**Task details**
Every line that holds the string "this" is to be identified and copied.
* * * * * * *
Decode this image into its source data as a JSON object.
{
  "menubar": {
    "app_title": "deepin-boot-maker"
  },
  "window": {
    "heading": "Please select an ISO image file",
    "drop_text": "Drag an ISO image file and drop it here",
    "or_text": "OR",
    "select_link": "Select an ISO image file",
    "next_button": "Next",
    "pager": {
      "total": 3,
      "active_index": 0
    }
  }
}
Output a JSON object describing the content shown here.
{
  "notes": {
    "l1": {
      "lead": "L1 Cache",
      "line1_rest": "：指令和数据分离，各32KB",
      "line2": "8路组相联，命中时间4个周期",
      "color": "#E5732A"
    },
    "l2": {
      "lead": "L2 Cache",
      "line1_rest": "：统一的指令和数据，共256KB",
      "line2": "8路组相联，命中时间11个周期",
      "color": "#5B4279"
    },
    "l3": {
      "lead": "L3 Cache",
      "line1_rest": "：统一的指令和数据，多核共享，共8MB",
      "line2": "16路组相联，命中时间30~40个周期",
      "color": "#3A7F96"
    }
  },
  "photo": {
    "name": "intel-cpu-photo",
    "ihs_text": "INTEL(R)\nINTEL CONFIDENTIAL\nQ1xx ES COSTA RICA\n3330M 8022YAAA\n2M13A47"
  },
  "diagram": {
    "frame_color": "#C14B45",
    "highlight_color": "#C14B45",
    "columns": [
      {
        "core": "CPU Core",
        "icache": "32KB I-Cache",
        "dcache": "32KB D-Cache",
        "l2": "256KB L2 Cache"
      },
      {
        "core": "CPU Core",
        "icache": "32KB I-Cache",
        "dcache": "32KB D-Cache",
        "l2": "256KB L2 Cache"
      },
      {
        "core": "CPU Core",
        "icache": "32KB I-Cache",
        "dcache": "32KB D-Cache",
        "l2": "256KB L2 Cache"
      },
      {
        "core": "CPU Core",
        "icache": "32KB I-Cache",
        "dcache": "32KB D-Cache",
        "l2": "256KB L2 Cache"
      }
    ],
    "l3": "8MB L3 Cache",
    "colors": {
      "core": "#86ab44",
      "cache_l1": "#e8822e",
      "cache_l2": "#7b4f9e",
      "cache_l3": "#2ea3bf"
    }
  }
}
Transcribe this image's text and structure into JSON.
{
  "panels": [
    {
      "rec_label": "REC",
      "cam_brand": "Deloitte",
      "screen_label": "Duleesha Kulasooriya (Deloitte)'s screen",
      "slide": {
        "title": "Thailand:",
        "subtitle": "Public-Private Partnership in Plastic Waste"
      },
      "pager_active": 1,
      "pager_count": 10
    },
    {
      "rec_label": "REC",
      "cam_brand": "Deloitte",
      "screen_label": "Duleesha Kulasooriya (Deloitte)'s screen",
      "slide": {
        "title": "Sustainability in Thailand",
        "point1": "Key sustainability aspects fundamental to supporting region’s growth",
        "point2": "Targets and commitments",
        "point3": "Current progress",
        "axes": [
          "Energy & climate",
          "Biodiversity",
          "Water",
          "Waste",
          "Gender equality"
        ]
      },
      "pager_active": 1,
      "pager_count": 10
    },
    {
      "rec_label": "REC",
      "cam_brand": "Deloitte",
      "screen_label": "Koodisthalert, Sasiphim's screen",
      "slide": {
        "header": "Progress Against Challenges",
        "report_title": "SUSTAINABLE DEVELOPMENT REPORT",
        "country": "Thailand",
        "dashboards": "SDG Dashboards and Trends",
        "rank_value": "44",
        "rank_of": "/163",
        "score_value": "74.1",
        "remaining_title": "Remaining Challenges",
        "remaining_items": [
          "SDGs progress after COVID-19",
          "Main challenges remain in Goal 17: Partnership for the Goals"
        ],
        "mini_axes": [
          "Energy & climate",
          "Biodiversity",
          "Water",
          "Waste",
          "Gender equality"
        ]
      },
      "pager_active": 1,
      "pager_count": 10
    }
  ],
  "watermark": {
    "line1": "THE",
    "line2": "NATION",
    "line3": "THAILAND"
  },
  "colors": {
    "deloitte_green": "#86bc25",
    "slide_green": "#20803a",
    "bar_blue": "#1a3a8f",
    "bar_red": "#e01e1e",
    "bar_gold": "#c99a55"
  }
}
* * * * * * *
**Finished task**
Decode this image into its source data as a JSON object.
Transcribe this image's text and structure into JSON.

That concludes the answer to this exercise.